EXERCISE TASK =>
Reproduce all lines of the listing below in which the word "power" occurs.

________________________

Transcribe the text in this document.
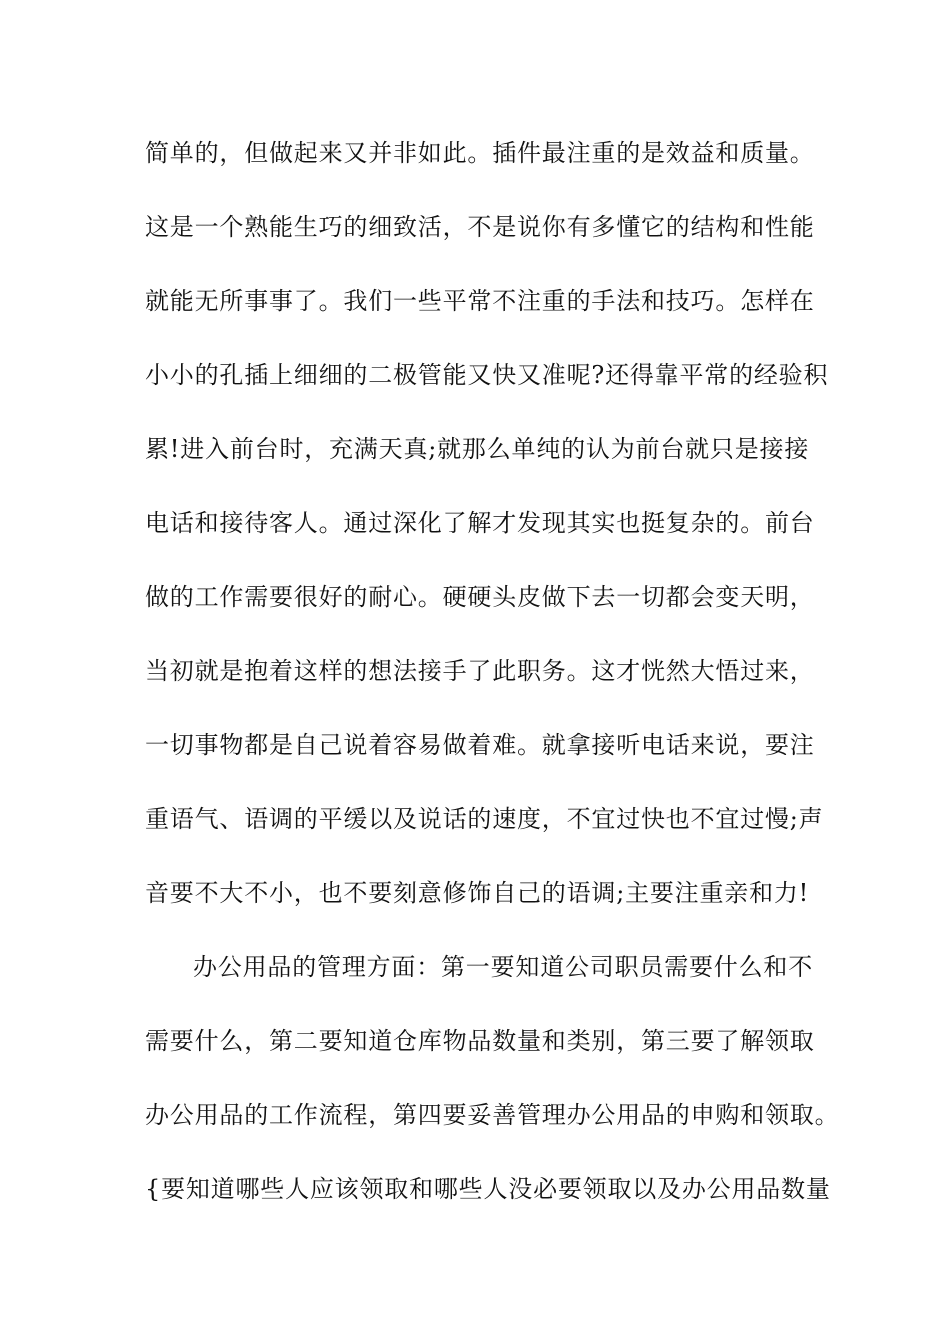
简单的，但做起来又并非如此。插件最注重的是效益和质量。
这是一个熟能生巧的细致活，不是说你有多懂它的结构和性能
就能无所事事了。我们一些平常不注重的手法和技巧。怎样在
小小的孔插上细细的二极管能又快又准呢?还得靠平常的经验积
累!进入前台时，充满天真;就那么单纯的认为前台就只是接接
电话和接待客人。通过深化了解才发现其实也挺复杂的。前台
做的工作需要很好的耐心。硬硬头皮做下去一切都会变天明，
当初就是抱着这样的想法接手了此职务。这才恍然大悟过来，
一切事物都是自己说着容易做着难。就拿接听电话来说，要注
重语气、语调的平缓以及说话的速度，不宜过快也不宜过慢;声
音要不大不小，也不要刻意修饰自己的语调;主要注重亲和力!
办公用品的管理方面：第一要知道公司职员需要什么和不
需要什么，第二要知道仓库物品数量和类别，第三要了解领取
办公用品的工作流程，第四要妥善管理办公用品的申购和领取。
{要知道哪些人应该领取和哪些人没必要领取以及办公用品数量
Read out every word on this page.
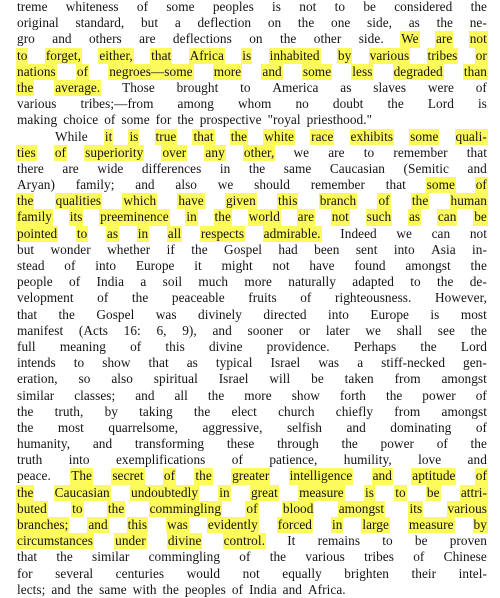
treme whiteness of some peoples is not to be considered the
original standard, but a deflection on the one side, as the ne-
gro and others are deflections on the other side. We are not
to forget, either, that Africa is inhabited by various tribes or
nations of negroes—some more and some less degraded than
the average. Those brought to America as slaves were of
various tribes;—from among whom no doubt the Lord is
making choice of some for the prospective "royal priesthood."
While it is true that the white race exhibits some quali-
ties of superiority over any other, we are to remember that
there are wide differences in the same Caucasian (Semitic and
Aryan) family; and also we should remember that some of
the qualities which have given this branch of the human
family its preeminence in the world are not such as can be
pointed to as in all respects admirable. Indeed we can not
but wonder whether if the Gospel had been sent into Asia in-
stead of into Europe it might not have found amongst the
people of India a soil much more naturally adapted to the de-
velopment of the peaceable fruits of righteousness. However,
that the Gospel was divinely directed into Europe is most
manifest (Acts 16: 6, 9), and sooner or later we shall see the
full meaning of this divine providence. Perhaps the Lord
intends to show that as typical Israel was a stiff-necked gen-
eration, so also spiritual Israel will be taken from amongst
similar classes; and all the more show forth the power of
the truth, by taking the elect church chiefly from amongst
the most quarrelsome, aggressive, selfish and dominating of
humanity, and transforming these through the power of the
truth into exemplifications of patience, humility, love and
peace. The secret of the greater intelligence and aptitude of
the Caucasian undoubtedly in great measure is to be attri-
buted to the commingling of blood amongst its various
branches; and this was evidently forced in large measure by
circumstances under divine control. It remains to be proven
that the similar commingling of the various tribes of Chinese
for several centuries would not equally brighten their intel-
lects; and the same with the peoples of India and Africa.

________________________

ANSWER TO THIS TASK =>
similar classes; and all the more show forth the power of
humanity, and transforming these through the power of the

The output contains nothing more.